Drop every picture and give the entries back exactly.

Records from a data collection:
* start *
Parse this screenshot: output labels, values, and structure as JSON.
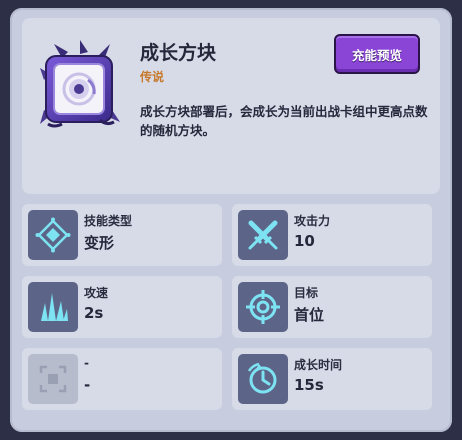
{
  "card": {
    "name": "成长方块",
    "rarity": "传说",
    "description": "成长方块部署后，会成长为当前出战卡组中更高点数的随机方块。",
    "portrait_icon": "purple-dragon-dice",
    "rarity_color": "#c7792b"
  },
  "preview_button": {
    "label": "充能预览",
    "color": "#8a45d6"
  },
  "stats": [
    {
      "label": "技能类型",
      "value": "变形",
      "icon": "transform-diamond-icon"
    },
    {
      "label": "攻击力",
      "value": "10",
      "icon": "crossed-swords-icon"
    },
    {
      "label": "攻速",
      "value": "2s",
      "icon": "attack-speed-spikes-icon"
    },
    {
      "label": "目标",
      "value": "首位",
      "icon": "crosshair-target-icon"
    },
    {
      "label": "-",
      "value": "-",
      "icon": "empty-slot-icon"
    },
    {
      "label": "成长时间",
      "value": "15s",
      "icon": "clock-growth-icon"
    }
  ]
}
* end *
RESULT FOR THIS TASK:
Parse this screenshot: output labels, values, and structure as JSON.
{
  "card": {
    "name": "成长方块",
    "rarity": "传说",
    "description": "成长方块部署后，会成长为当前出战卡组中更高点数的随机方块。",
    "portrait_icon": "purple-dragon-dice",
    "rarity_color": "#c7792b"
  },
  "preview_button": {
    "label": "充能预览",
    "color": "#8a45d6"
  },
  "stats": [
    {
      "label": "技能类型",
      "value": "变形",
      "icon": "transform-diamond-icon"
    },
    {
      "label": "攻击力",
      "value": "10",
      "icon": "crossed-swords-icon"
    },
    {
      "label": "攻速",
      "value": "2s",
      "icon": "attack-speed-spikes-icon"
    },
    {
      "label": "目标",
      "value": "首位",
      "icon": "crosshair-target-icon"
    },
    {
      "label": "-",
      "value": "-",
      "icon": "empty-slot-icon"
    },
    {
      "label": "成长时间",
      "value": "15s",
      "icon": "clock-growth-icon"
    }
  ]
}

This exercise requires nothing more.